-- start of Given entries --

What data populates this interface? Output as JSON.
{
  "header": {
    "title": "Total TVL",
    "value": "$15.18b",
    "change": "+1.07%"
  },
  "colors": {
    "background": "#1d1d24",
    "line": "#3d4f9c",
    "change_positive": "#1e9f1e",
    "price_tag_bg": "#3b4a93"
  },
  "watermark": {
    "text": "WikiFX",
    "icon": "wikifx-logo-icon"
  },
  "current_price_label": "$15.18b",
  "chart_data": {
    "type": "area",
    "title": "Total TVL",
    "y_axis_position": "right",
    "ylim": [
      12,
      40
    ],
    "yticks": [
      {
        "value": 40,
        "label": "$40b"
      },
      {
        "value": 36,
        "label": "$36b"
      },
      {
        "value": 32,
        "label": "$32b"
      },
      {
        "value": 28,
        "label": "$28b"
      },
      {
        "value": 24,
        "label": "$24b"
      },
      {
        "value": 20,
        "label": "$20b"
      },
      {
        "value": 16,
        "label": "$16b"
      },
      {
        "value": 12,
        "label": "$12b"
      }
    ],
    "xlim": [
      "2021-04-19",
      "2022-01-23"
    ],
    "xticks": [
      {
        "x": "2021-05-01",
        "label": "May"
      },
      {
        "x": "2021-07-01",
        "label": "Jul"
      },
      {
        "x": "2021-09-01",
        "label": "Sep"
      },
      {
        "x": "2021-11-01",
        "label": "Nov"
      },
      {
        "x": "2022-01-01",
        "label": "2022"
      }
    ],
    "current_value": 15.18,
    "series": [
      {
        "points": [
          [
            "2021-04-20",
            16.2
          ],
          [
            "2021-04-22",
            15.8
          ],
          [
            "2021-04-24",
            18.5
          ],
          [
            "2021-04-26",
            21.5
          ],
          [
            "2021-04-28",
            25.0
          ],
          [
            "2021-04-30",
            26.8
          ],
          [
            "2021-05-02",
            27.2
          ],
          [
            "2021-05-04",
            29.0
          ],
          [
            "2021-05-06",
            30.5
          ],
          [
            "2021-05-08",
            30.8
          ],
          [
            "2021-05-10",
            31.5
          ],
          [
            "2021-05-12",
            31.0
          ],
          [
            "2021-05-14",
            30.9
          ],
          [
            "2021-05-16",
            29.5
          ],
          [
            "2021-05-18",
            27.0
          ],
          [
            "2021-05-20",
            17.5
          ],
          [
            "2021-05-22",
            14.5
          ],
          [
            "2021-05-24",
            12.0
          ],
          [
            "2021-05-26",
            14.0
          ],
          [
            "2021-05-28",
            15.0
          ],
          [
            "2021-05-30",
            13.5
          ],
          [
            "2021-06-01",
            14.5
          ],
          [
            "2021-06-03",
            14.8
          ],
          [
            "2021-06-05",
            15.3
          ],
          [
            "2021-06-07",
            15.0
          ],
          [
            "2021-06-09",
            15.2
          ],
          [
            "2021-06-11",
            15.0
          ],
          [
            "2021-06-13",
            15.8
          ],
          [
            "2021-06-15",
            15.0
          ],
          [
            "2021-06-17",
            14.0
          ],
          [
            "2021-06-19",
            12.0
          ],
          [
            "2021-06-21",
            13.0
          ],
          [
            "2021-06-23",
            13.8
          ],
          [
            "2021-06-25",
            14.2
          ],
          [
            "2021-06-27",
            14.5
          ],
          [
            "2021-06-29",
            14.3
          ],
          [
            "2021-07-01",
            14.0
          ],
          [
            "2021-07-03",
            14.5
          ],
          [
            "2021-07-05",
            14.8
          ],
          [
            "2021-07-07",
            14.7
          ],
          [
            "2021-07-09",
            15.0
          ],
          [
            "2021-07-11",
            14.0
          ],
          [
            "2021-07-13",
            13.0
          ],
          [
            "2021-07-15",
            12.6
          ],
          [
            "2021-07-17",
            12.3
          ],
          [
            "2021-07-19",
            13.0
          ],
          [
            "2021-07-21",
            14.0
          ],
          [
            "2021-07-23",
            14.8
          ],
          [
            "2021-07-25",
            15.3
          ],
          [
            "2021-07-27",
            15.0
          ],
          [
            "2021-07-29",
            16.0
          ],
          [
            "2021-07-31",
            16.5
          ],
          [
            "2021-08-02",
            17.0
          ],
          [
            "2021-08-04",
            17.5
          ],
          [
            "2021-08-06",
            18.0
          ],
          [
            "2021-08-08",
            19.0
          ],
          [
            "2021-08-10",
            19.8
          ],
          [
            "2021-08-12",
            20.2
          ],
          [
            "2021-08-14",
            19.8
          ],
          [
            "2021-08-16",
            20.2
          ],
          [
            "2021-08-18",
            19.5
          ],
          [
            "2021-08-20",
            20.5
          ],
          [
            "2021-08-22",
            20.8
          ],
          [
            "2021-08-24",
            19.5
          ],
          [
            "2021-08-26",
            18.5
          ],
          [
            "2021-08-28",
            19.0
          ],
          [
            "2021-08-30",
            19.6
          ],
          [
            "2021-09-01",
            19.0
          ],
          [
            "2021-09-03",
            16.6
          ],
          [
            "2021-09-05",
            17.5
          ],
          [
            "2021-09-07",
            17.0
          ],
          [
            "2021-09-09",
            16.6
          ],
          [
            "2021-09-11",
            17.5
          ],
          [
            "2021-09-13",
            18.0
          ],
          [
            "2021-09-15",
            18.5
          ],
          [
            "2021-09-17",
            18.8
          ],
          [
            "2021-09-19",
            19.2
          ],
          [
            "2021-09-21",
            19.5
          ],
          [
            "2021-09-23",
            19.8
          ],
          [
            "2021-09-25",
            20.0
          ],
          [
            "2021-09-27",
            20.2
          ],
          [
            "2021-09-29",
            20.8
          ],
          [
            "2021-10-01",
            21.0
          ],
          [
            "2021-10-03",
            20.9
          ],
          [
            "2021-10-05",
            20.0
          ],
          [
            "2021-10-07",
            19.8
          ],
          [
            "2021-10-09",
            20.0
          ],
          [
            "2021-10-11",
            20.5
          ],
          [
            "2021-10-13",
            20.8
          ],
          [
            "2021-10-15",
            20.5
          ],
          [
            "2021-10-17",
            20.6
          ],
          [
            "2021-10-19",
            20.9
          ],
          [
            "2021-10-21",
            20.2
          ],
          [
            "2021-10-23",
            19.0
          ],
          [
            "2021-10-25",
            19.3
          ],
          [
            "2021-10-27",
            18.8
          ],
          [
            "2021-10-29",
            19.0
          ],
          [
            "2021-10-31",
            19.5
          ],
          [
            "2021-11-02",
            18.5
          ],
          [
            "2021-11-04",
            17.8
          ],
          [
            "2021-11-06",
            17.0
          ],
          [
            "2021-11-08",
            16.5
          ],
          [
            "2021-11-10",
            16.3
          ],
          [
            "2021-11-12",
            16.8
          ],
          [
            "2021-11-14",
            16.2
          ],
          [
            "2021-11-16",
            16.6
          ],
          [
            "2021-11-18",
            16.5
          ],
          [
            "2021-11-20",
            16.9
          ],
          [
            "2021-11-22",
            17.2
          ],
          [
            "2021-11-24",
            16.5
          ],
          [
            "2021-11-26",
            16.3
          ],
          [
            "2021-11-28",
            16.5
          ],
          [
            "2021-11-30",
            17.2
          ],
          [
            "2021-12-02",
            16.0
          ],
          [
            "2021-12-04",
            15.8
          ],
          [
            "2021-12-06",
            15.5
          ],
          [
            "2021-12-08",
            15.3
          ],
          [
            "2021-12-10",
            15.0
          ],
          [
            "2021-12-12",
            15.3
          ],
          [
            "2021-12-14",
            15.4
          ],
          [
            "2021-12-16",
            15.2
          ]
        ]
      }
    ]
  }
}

-- end of Given entries --

Repeat the data above, word for word.

Written answer:
What data populates this interface? Output as JSON.
{
  "header": {
    "title": "Total TVL",
    "value": "$15.18b",
    "change": "+1.07%"
  },
  "colors": {
    "background": "#1d1d24",
    "line": "#3d4f9c",
    "change_positive": "#1e9f1e",
    "price_tag_bg": "#3b4a93"
  },
  "watermark": {
    "text": "WikiFX",
    "icon": "wikifx-logo-icon"
  },
  "current_price_label": "$15.18b",
  "chart_data": {
    "type": "area",
    "title": "Total TVL",
    "y_axis_position": "right",
    "ylim": [
      12,
      40
    ],
    "yticks": [
      {
        "value": 40,
        "label": "$40b"
      },
      {
        "value": 36,
        "label": "$36b"
      },
      {
        "value": 32,
        "label": "$32b"
      },
      {
        "value": 28,
        "label": "$28b"
      },
      {
        "value": 24,
        "label": "$24b"
      },
      {
        "value": 20,
        "label": "$20b"
      },
      {
        "value": 16,
        "label": "$16b"
      },
      {
        "value": 12,
        "label": "$12b"
      }
    ],
    "xlim": [
      "2021-04-19",
      "2022-01-23"
    ],
    "xticks": [
      {
        "x": "2021-05-01",
        "label": "May"
      },
      {
        "x": "2021-07-01",
        "label": "Jul"
      },
      {
        "x": "2021-09-01",
        "label": "Sep"
      },
      {
        "x": "2021-11-01",
        "label": "Nov"
      },
      {
        "x": "2022-01-01",
        "label": "2022"
      }
    ],
    "current_value": 15.18,
    "series": [
      {
        "points": [
          [
            "2021-04-20",
            16.2
          ],
          [
            "2021-04-22",
            15.8
          ],
          [
            "2021-04-24",
            18.5
          ],
          [
            "2021-04-26",
            21.5
          ],
          [
            "2021-04-28",
            25.0
          ],
          [
            "2021-04-30",
            26.8
          ],
          [
            "2021-05-02",
            27.2
          ],
          [
            "2021-05-04",
            29.0
          ],
          [
            "2021-05-06",
            30.5
          ],
          [
            "2021-05-08",
            30.8
          ],
          [
            "2021-05-10",
            31.5
          ],
          [
            "2021-05-12",
            31.0
          ],
          [
            "2021-05-14",
            30.9
          ],
          [
            "2021-05-16",
            29.5
          ],
          [
            "2021-05-18",
            27.0
          ],
          [
            "2021-05-20",
            17.5
          ],
          [
            "2021-05-22",
            14.5
          ],
          [
            "2021-05-24",
            12.0
          ],
          [
            "2021-05-26",
            14.0
          ],
          [
            "2021-05-28",
            15.0
          ],
          [
            "2021-05-30",
            13.5
          ],
          [
            "2021-06-01",
            14.5
          ],
          [
            "2021-06-03",
            14.8
          ],
          [
            "2021-06-05",
            15.3
          ],
          [
            "2021-06-07",
            15.0
          ],
          [
            "2021-06-09",
            15.2
          ],
          [
            "2021-06-11",
            15.0
          ],
          [
            "2021-06-13",
            15.8
          ],
          [
            "2021-06-15",
            15.0
          ],
          [
            "2021-06-17",
            14.0
          ],
          [
            "2021-06-19",
            12.0
          ],
          [
            "2021-06-21",
            13.0
          ],
          [
            "2021-06-23",
            13.8
          ],
          [
            "2021-06-25",
            14.2
          ],
          [
            "2021-06-27",
            14.5
          ],
          [
            "2021-06-29",
            14.3
          ],
          [
            "2021-07-01",
            14.0
          ],
          [
            "2021-07-03",
            14.5
          ],
          [
            "2021-07-05",
            14.8
          ],
          [
            "2021-07-07",
            14.7
          ],
          [
            "2021-07-09",
            15.0
          ],
          [
            "2021-07-11",
            14.0
          ],
          [
            "2021-07-13",
            13.0
          ],
          [
            "2021-07-15",
            12.6
          ],
          [
            "2021-07-17",
            12.3
          ],
          [
            "2021-07-19",
            13.0
          ],
          [
            "2021-07-21",
            14.0
          ],
          [
            "2021-07-23",
            14.8
          ],
          [
            "2021-07-25",
            15.3
          ],
          [
            "2021-07-27",
            15.0
          ],
          [
            "2021-07-29",
            16.0
          ],
          [
            "2021-07-31",
            16.5
          ],
          [
            "2021-08-02",
            17.0
          ],
          [
            "2021-08-04",
            17.5
          ],
          [
            "2021-08-06",
            18.0
          ],
          [
            "2021-08-08",
            19.0
          ],
          [
            "2021-08-10",
            19.8
          ],
          [
            "2021-08-12",
            20.2
          ],
          [
            "2021-08-14",
            19.8
          ],
          [
            "2021-08-16",
            20.2
          ],
          [
            "2021-08-18",
            19.5
          ],
          [
            "2021-08-20",
            20.5
          ],
          [
            "2021-08-22",
            20.8
          ],
          [
            "2021-08-24",
            19.5
          ],
          [
            "2021-08-26",
            18.5
          ],
          [
            "2021-08-28",
            19.0
          ],
          [
            "2021-08-30",
            19.6
          ],
          [
            "2021-09-01",
            19.0
          ],
          [
            "2021-09-03",
            16.6
          ],
          [
            "2021-09-05",
            17.5
          ],
          [
            "2021-09-07",
            17.0
          ],
          [
            "2021-09-09",
            16.6
          ],
          [
            "2021-09-11",
            17.5
          ],
          [
            "2021-09-13",
            18.0
          ],
          [
            "2021-09-15",
            18.5
          ],
          [
            "2021-09-17",
            18.8
          ],
          [
            "2021-09-19",
            19.2
          ],
          [
            "2021-09-21",
            19.5
          ],
          [
            "2021-09-23",
            19.8
          ],
          [
            "2021-09-25",
            20.0
          ],
          [
            "2021-09-27",
            20.2
          ],
          [
            "2021-09-29",
            20.8
          ],
          [
            "2021-10-01",
            21.0
          ],
          [
            "2021-10-03",
            20.9
          ],
          [
            "2021-10-05",
            20.0
          ],
          [
            "2021-10-07",
            19.8
          ],
          [
            "2021-10-09",
            20.0
          ],
          [
            "2021-10-11",
            20.5
          ],
          [
            "2021-10-13",
            20.8
          ],
          [
            "2021-10-15",
            20.5
          ],
          [
            "2021-10-17",
            20.6
          ],
          [
            "2021-10-19",
            20.9
          ],
          [
            "2021-10-21",
            20.2
          ],
          [
            "2021-10-23",
            19.0
          ],
          [
            "2021-10-25",
            19.3
          ],
          [
            "2021-10-27",
            18.8
          ],
          [
            "2021-10-29",
            19.0
          ],
          [
            "2021-10-31",
            19.5
          ],
          [
            "2021-11-02",
            18.5
          ],
          [
            "2021-11-04",
            17.8
          ],
          [
            "2021-11-06",
            17.0
          ],
          [
            "2021-11-08",
            16.5
          ],
          [
            "2021-11-10",
            16.3
          ],
          [
            "2021-11-12",
            16.8
          ],
          [
            "2021-11-14",
            16.2
          ],
          [
            "2021-11-16",
            16.6
          ],
          [
            "2021-11-18",
            16.5
          ],
          [
            "2021-11-20",
            16.9
          ],
          [
            "2021-11-22",
            17.2
          ],
          [
            "2021-11-24",
            16.5
          ],
          [
            "2021-11-26",
            16.3
          ],
          [
            "2021-11-28",
            16.5
          ],
          [
            "2021-11-30",
            17.2
          ],
          [
            "2021-12-02",
            16.0
          ],
          [
            "2021-12-04",
            15.8
          ],
          [
            "2021-12-06",
            15.5
          ],
          [
            "2021-12-08",
            15.3
          ],
          [
            "2021-12-10",
            15.0
          ],
          [
            "2021-12-12",
            15.3
          ],
          [
            "2021-12-14",
            15.4
          ],
          [
            "2021-12-16",
            15.2
          ]
        ]
      }
    ]
  }
}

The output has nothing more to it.